— Start —

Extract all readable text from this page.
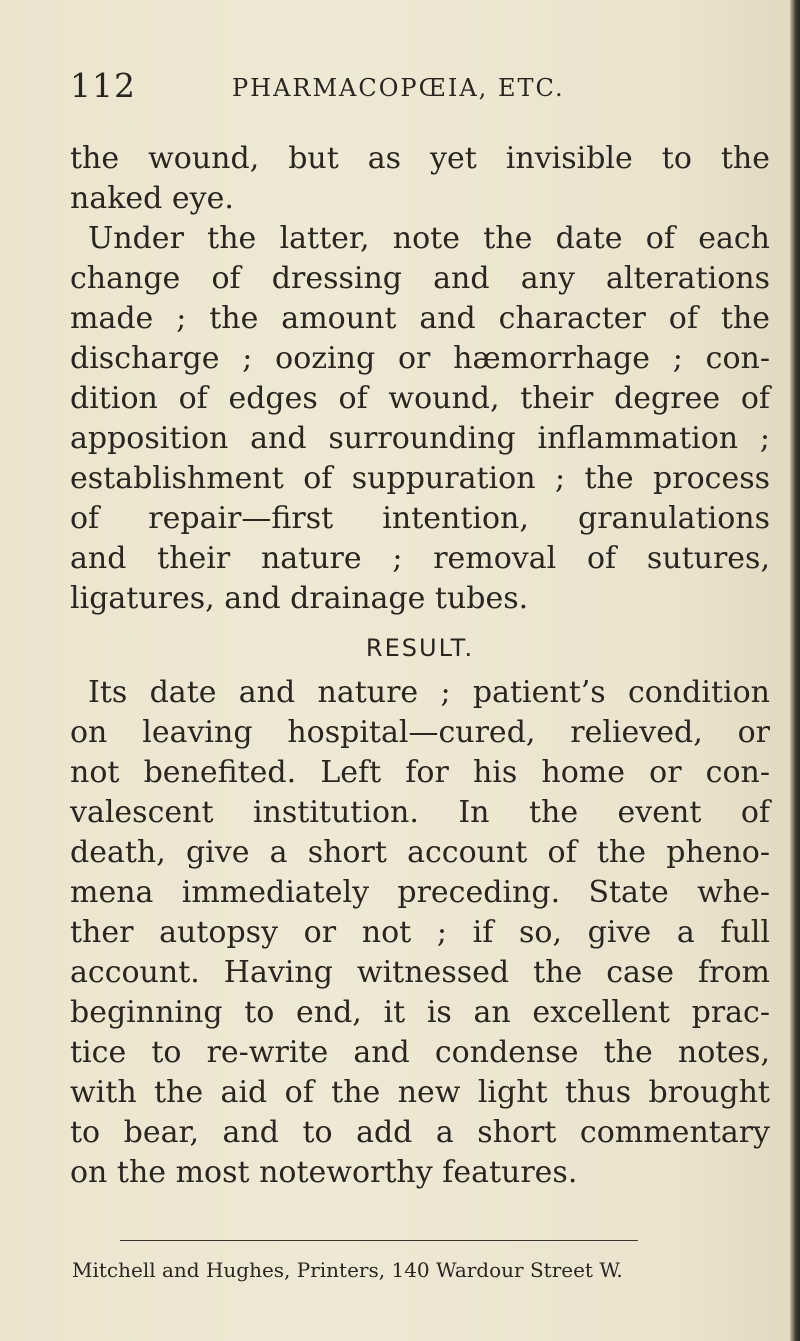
112	PHARMACOPŒIA, ETC.
the wound, but as yet invisible to the
naked eye.
Under the latter, note the date of each
change of dressing and any alterations
made ; the amount and character of the
discharge ; oozing or hæmorrhage ; con-
dition of edges of wound, their degree of
apposition and surrounding inflammation ;
establishment of suppuration ; the process
of repair—first intention, granulations
and their nature ; removal of sutures,
ligatures, and drainage tubes.
RESULT.
Its date and nature ; patient’s condition
on leaving hospital—cured, relieved, or
not benefited. Left for his home or con-
valescent institution. In the event of
death, give a short account of the pheno-
mena immediately preceding. State whe-
ther autopsy or not ; if so, give a full
account. Having witnessed the case from
beginning to end, it is an excellent prac-
tice to re-write and condense the notes,
with the aid of the new light thus brought
to bear, and to add a short commentary
on the most noteworthy features.
Mitchell and Hughes, Printers, 140 Wardour Street W.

— End —

Select every line above that contains the word "account", and copy it.

→ Answer
death, give a short account of the pheno-
account. Having witnessed the case from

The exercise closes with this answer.